● **What the task requires**: Copy every line that contains the string "values" from the entries below.

● **Dataset content**:
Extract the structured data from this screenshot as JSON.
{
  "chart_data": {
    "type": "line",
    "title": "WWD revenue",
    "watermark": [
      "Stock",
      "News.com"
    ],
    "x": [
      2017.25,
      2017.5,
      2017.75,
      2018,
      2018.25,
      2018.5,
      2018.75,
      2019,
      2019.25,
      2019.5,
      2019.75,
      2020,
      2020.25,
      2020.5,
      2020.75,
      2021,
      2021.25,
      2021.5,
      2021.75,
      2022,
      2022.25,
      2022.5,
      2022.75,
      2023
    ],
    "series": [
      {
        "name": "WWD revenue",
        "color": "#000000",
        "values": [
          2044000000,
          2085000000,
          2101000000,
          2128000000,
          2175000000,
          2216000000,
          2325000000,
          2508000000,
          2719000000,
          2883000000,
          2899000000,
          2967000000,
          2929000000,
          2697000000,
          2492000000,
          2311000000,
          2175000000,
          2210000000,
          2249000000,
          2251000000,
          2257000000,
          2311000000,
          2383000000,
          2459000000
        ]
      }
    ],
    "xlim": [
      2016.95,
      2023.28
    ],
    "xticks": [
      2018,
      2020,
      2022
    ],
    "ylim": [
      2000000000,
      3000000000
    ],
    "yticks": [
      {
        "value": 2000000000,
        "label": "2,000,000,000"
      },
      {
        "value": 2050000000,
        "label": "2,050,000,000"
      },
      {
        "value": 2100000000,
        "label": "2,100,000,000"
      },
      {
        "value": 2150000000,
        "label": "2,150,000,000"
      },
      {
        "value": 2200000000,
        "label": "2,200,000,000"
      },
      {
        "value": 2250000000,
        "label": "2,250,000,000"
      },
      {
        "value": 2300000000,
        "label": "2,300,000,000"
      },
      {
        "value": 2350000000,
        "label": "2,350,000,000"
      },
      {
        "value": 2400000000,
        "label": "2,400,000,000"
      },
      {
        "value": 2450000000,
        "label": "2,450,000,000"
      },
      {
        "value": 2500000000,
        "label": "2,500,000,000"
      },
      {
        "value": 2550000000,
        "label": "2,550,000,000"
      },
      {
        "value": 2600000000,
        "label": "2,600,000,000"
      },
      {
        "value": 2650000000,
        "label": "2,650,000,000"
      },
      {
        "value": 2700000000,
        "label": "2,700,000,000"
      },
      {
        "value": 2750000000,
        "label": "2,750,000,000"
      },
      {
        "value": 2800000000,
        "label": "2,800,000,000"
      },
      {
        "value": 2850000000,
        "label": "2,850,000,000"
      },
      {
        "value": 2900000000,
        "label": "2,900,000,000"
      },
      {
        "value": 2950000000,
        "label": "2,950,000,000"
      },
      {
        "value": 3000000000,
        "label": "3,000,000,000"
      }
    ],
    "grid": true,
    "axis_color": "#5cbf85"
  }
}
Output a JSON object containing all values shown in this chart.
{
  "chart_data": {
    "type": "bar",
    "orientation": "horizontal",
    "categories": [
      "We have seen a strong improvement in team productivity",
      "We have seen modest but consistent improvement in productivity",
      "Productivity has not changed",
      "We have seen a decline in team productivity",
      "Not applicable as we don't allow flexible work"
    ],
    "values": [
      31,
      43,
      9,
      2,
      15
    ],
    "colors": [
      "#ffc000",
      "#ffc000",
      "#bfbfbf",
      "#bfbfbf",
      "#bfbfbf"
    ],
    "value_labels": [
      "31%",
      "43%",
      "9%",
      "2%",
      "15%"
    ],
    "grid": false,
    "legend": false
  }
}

● **Solution to the problem**:
        "values": [
Output a JSON object containing all values shown in this chart.
    "values": [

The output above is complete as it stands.